Exercise description – Format the lines from the one containing "series-label: pH 8 xyxy=(638,501,673,520)" through the one containing "plot-frame xyxy=(59,382,631,711)", inclusive, as a numbered list, omitting any blank lines and including no other rows.

Records supplied –
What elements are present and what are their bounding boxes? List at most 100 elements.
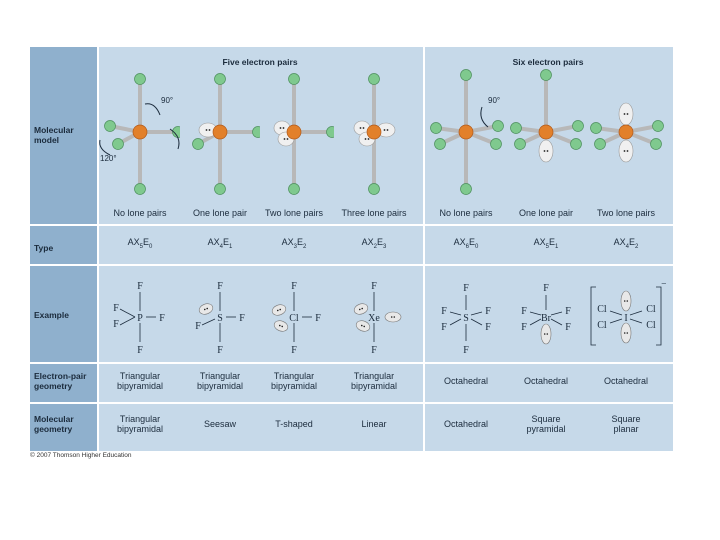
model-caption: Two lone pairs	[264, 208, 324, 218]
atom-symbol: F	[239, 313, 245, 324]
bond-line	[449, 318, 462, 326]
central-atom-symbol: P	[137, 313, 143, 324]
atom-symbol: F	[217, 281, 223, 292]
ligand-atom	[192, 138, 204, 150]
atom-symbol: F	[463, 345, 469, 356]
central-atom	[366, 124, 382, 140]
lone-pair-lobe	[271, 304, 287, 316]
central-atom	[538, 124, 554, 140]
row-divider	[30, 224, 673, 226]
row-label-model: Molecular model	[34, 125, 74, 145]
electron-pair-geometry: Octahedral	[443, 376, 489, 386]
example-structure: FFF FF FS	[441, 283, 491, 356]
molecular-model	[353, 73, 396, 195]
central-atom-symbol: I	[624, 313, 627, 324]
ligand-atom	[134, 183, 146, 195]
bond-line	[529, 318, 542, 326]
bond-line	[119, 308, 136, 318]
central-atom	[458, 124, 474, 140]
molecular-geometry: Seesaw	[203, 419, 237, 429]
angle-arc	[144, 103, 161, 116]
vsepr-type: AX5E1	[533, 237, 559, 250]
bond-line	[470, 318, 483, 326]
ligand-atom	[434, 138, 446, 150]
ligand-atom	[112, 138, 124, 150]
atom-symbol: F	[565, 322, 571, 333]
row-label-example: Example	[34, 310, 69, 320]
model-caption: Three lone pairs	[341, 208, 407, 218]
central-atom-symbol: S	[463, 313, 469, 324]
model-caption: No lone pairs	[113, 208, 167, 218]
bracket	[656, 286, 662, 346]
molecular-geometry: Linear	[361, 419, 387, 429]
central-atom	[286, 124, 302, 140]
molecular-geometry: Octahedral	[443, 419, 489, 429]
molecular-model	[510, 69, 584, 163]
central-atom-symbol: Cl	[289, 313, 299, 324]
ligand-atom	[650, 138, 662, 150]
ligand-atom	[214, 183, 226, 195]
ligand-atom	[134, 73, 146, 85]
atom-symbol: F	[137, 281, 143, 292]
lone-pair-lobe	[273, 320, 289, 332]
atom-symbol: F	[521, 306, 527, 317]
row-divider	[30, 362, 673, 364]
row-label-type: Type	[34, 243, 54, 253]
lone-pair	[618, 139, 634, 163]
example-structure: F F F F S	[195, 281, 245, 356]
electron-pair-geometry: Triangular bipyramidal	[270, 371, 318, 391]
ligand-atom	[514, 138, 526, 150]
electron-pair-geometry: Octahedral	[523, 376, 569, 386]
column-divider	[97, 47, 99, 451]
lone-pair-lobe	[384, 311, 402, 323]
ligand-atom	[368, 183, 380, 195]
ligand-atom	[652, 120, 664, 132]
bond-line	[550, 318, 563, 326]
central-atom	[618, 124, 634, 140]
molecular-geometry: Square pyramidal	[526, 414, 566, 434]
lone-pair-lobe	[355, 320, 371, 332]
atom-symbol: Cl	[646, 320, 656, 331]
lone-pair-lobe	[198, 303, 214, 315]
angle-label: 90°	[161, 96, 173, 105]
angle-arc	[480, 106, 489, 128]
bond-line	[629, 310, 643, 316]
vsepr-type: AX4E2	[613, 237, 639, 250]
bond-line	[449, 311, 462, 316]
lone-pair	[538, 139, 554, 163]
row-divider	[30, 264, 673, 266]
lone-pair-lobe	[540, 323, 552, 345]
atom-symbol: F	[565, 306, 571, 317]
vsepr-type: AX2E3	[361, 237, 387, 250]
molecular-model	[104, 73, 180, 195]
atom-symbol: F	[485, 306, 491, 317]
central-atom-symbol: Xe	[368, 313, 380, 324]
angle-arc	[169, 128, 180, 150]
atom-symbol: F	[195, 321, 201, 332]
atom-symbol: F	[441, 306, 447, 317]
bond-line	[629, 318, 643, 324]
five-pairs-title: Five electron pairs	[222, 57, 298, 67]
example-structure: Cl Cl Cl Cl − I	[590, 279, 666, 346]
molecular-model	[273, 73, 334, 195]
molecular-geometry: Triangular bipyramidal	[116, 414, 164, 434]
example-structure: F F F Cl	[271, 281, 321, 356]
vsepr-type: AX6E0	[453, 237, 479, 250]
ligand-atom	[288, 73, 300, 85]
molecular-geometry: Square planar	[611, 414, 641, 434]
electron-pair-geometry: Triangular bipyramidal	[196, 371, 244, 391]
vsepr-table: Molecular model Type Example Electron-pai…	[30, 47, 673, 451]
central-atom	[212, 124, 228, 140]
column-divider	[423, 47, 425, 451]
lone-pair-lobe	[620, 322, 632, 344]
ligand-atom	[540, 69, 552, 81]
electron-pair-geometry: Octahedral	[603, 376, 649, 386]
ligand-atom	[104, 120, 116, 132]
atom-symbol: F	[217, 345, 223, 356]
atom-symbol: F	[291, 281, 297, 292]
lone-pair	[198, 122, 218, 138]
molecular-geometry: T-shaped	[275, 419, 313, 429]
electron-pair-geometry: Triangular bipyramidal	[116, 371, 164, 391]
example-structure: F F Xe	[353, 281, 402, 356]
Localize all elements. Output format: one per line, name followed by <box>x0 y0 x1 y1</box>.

* * *

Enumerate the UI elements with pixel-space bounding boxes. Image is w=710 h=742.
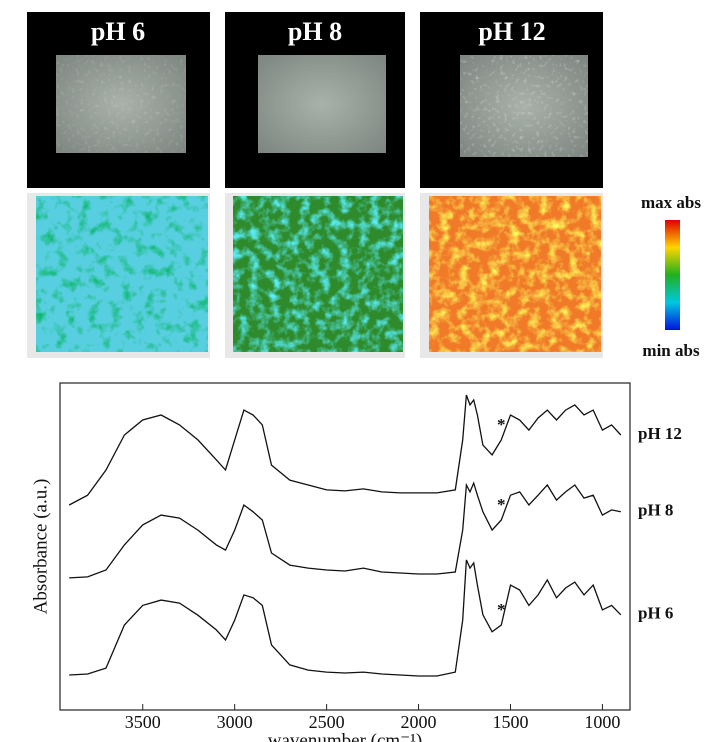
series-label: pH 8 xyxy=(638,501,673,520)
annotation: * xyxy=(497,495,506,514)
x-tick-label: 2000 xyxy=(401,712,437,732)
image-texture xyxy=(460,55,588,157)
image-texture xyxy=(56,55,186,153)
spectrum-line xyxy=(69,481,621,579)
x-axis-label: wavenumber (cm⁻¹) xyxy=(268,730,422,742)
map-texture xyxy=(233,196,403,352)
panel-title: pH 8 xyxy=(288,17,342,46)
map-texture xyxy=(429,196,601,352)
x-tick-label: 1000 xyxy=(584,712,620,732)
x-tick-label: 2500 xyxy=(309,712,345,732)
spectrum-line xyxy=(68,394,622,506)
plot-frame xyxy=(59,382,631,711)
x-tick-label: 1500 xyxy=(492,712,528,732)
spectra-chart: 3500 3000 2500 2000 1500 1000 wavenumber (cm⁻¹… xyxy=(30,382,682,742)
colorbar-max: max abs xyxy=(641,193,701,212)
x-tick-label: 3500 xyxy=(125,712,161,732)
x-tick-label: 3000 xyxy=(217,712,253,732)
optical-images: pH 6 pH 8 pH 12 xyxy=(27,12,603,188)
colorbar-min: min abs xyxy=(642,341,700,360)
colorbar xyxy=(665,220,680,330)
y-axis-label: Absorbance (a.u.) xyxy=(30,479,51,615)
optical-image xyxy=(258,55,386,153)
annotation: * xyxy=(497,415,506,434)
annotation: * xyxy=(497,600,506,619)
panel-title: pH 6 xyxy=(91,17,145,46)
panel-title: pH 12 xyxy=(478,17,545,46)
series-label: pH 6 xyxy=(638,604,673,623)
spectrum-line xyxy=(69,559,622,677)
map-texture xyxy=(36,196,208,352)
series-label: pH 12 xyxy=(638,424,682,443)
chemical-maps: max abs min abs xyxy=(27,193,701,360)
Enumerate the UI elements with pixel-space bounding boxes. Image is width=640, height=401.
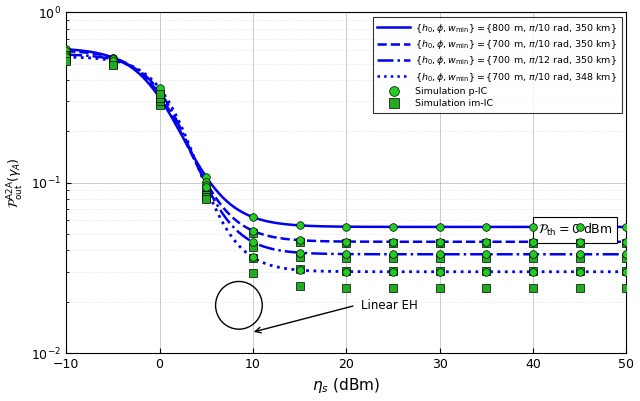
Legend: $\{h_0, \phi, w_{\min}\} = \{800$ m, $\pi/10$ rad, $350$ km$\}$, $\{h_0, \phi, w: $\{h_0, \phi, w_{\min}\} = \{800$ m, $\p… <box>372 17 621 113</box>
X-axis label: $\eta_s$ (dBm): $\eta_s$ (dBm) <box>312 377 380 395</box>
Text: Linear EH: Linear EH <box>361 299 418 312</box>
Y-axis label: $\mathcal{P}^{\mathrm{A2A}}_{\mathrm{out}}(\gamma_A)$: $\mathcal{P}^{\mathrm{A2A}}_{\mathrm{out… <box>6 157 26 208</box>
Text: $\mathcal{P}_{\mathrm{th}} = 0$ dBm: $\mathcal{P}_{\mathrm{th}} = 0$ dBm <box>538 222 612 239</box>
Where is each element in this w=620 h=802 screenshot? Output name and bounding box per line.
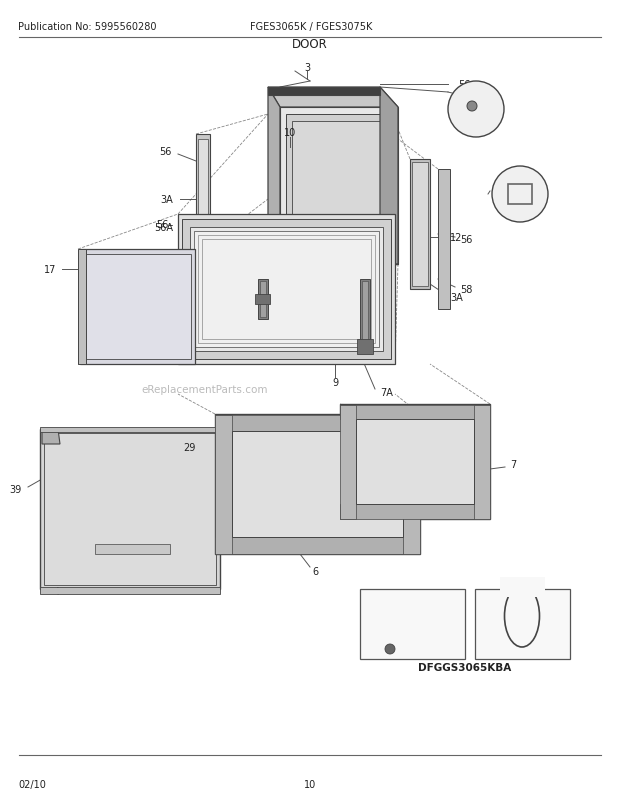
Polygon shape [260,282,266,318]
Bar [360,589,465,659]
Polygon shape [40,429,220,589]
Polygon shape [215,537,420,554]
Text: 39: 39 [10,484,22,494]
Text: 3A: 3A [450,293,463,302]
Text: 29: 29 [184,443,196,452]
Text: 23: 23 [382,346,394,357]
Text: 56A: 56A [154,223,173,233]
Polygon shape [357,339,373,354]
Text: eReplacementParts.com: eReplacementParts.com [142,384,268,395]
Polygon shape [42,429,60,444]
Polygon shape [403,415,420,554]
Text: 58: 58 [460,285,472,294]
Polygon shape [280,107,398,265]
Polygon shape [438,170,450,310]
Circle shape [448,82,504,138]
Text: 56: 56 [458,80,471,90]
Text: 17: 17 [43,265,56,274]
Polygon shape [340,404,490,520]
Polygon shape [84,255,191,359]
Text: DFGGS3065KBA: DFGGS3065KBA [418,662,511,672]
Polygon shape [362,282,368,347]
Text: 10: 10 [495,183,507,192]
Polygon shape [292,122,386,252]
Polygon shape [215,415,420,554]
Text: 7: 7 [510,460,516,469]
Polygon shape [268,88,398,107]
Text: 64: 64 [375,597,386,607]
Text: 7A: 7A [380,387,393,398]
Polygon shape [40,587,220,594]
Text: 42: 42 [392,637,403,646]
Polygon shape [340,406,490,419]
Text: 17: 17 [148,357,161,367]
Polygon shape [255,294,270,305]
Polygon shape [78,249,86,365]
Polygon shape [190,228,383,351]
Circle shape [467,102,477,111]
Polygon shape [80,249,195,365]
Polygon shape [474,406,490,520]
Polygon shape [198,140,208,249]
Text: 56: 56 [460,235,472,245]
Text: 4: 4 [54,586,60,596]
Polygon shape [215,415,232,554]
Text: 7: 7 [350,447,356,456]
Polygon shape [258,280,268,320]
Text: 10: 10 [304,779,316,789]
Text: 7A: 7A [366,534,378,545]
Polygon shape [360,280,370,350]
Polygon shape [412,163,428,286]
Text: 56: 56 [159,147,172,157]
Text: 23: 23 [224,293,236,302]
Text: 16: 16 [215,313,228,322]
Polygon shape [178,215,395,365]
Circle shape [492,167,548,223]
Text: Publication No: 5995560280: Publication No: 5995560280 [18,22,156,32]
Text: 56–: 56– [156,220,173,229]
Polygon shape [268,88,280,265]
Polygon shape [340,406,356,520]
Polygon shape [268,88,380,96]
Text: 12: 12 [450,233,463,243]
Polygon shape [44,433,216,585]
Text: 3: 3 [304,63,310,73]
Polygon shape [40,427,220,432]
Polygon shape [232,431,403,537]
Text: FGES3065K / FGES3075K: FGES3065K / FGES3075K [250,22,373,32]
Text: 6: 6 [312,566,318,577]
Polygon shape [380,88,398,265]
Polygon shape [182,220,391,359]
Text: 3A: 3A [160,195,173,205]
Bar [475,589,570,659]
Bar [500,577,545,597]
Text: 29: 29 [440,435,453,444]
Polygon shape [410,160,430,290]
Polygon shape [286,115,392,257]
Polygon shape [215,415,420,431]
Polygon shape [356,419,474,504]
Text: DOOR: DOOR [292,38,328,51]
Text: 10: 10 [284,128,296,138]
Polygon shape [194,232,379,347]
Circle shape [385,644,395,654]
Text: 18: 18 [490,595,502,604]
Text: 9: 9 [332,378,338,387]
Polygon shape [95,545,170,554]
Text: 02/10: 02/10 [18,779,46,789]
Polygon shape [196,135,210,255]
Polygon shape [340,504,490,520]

Final result –
1. series-label: pH 8 xyxy=(638,501,673,520)
2. annotation: * xyxy=(497,495,506,514)
3. x-tick-label: 2000 xyxy=(401,712,437,732)
4. image-texture xyxy=(460,55,588,157)
5. image-texture xyxy=(56,55,186,153)
6. spectrum-line xyxy=(69,481,621,579)
7. x-axis-label: wavenumber (cm⁻¹) xyxy=(268,730,422,742)
8. map-texture xyxy=(233,196,403,352)
9. panel-title: pH 8 xyxy=(288,17,342,46)
10. map-texture xyxy=(429,196,601,352)
11. x-tick-label: 1000 xyxy=(584,712,620,732)
12. x-tick-label: 2500 xyxy=(309,712,345,732)
13. spectrum-line xyxy=(68,394,622,506)
14. plot-frame xyxy=(59,382,631,711)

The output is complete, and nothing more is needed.